─── Extrait du document ───
Tout savoir sur la Semaine de la Critique

Tout savoir sur la Semaine de la Critique

05 juillet 2021
Cinéma
Affiche de la Semaine de la Critique 2021
Semaine de la critique 2021
Née en 1962, cette section parallèle du festival de Cannes met en avant les premiers et deuxièmes films. Coup de projecteur sur son histoire et son édition 2021.

Comment est-elle née ?

L’histoire de la Semaine de la Critique débute en 1961. Cette année-là, le festival de Cannes organise une projection de Connection, le sulfureux vrai-faux documentaire de l’Américaine Shirley Clarke centré sur un jeune réalisateur tournant un film avec des musiciens de jazz qui attendent leurs dealers. Censuré un temps aux Etats-Unis pour « vulgarité » et « indécence », la présence de ce film indépendant et fauché surprend et détonne dans une manifestation alors bien plus policée et qui fait avant tout la part belle aux grosses productions. Et pourtant, Connection crée l’événement en faisant salle comble. Ce succès ne va pas rester lettre morte. Dès l’année suivante, le délégué général du festival Robert Favre Le Bret veut amplifier la place du cinéma indépendant d’auteur à Cannes et demande à l’Association Française de la Critique d’organiser une programmation spéciale pour sa salle Jean Cocteau pendant 7 jours. Une programmation que Nelly Kaplan - qui fut journaliste avant de passer à la réalisation en 1969 avec La Fiancée du Pirate – propose alors de fort logiquement la baptiser Semaine de la Critique. Le nom restera.
───
◆ **Consigne 1**:
Répondez brièvement à ces questions sur le texte consacré à la Semaine de la Critique.
(a) En quelle année la section est-elle née d'après l'introduction ?
(b) Quel film le festival de Cannes a-t-il projeté en 1961, et qui l'a réalisé ?
(c) Pendant combien de jours la programmation spéciale demandée à l'Association Française de la Critique devait-elle se dérouler ?
◆ **Consigne 2**: Rédigez la suite du texte sur la Semaine de la Critique en reprenant juste après la phrase « Le nom restera. »
Le listing qui vient ensuite est un matériau indépendant du texte sur la Semaine de la Critique.
─── Données sources ───
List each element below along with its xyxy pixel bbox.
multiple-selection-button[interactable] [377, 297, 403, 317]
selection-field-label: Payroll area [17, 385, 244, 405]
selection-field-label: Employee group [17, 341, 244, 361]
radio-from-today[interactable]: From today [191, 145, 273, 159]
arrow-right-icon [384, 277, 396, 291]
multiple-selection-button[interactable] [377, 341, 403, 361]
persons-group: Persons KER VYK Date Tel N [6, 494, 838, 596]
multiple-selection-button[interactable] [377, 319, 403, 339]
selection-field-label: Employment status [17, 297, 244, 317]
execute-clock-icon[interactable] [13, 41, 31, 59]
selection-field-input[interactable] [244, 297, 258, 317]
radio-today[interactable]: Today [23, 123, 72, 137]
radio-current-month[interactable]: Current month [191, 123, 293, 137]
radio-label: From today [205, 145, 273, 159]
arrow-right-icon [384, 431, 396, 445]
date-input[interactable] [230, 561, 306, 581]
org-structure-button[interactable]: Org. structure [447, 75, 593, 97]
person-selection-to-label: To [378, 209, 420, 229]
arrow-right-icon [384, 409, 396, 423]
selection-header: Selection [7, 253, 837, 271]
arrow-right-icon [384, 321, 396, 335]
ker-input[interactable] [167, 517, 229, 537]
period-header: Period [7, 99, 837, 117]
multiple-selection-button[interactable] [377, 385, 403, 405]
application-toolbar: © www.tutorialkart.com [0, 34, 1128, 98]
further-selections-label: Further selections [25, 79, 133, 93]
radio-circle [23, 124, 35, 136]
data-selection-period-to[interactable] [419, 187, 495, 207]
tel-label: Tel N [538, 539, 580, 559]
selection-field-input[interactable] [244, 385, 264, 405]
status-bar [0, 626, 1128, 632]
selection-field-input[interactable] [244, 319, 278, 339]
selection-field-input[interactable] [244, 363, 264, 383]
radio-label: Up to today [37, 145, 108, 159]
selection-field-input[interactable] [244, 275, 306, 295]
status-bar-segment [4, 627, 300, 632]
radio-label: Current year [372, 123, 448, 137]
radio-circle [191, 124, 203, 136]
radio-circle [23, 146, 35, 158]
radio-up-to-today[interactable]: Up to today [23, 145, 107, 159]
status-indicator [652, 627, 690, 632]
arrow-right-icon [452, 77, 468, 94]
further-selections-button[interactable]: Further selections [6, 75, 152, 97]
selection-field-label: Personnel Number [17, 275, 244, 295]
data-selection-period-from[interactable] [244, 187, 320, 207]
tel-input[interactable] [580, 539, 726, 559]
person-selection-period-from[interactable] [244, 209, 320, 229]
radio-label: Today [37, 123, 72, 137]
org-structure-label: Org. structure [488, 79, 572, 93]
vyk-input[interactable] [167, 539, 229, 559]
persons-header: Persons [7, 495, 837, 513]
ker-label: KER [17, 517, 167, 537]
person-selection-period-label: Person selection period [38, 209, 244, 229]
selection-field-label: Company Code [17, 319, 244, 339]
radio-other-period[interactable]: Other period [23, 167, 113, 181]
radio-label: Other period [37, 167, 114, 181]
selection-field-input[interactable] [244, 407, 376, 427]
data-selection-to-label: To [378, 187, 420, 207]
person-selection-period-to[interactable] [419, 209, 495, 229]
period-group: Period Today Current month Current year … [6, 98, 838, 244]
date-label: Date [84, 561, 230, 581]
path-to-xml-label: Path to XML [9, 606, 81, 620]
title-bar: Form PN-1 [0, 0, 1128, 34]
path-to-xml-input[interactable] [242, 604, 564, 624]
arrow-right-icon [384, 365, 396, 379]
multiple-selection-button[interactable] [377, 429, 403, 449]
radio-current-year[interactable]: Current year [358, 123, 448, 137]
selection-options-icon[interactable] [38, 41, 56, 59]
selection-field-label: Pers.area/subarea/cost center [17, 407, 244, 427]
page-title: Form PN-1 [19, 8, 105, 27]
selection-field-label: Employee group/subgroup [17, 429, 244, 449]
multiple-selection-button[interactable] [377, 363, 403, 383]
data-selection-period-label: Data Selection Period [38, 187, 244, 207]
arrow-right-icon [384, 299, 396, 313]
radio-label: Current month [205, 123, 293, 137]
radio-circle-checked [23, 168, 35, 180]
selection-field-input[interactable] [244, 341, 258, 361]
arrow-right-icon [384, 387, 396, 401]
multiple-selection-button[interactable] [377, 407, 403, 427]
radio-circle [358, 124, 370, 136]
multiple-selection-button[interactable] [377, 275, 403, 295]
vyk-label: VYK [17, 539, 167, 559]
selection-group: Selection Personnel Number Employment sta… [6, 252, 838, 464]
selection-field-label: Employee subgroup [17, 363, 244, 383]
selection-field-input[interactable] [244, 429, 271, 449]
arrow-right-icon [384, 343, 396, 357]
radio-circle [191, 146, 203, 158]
───
◆ **Réponse 1**:
(a) En 1962.
(b) Connection, réalisé par l'Américaine Shirley Clarke.
(c) Pendant 7 jours.

◆ **Réponse 2**:
En 58 ans, la manifestation a évidemment évolué (introduction de courts métrages dans la sélection…) et déménagé sur la Croisette (les projections ont désormais lieu à l’Espace Miramar) mais elle est restée fidèle à l’esprit et la ligne qui ont prévalu à sa création : explorer la jeune création cinématographique du monde entier en ne sélectionnant que des premiers et deuxièmes longs métrages. Et les noms des cinéastes qui ont pris leur envol en son sein forment un générique d’exception : Denys Arcand, Jacques Audiard, Bernardo Bertolucci, Leos Carax, Guillermo Del Toro, Arnaud Desplechin, Jean Eustache, Philippe Garrel, Romain Goupil, Benoît Jacquot, Wong Kar Wai, Ken Loach, François Ozon, Barbet Schroeder… et le Président du Jury 2019 Alejandro González Iñárritu (qui y avait présenté Amours chiennes) en tête.

Qui choisit les films projetés ?

C’est un comité de sélection, dont les membres, tous journalistes ou critiques, ne peuvent faire plus de deux mandats consécutifs pour favoriser la variété des goûts. Il est placé sous la direction du Délégué Général de la Semaine de la Critique, poste occupé depuis 2012 par Charles Tesson, ancien rédacteur en chef des Cahiers du Cinéma. Ils ont visionné cette année 1050 longs métrages pour n’en retenir que 16. 
Ava Cahen, chroniqueuse à la télévision pour « Le Cercle » sur Canal+ depuis 2014 et à la radio sur France Inter dans « Une heure en séries » depuis 2019, a été élue Déléguée de la Semaine de la Critique générale le 16 juin dernier. Son mandat sera effectif dès le 1er août 2021.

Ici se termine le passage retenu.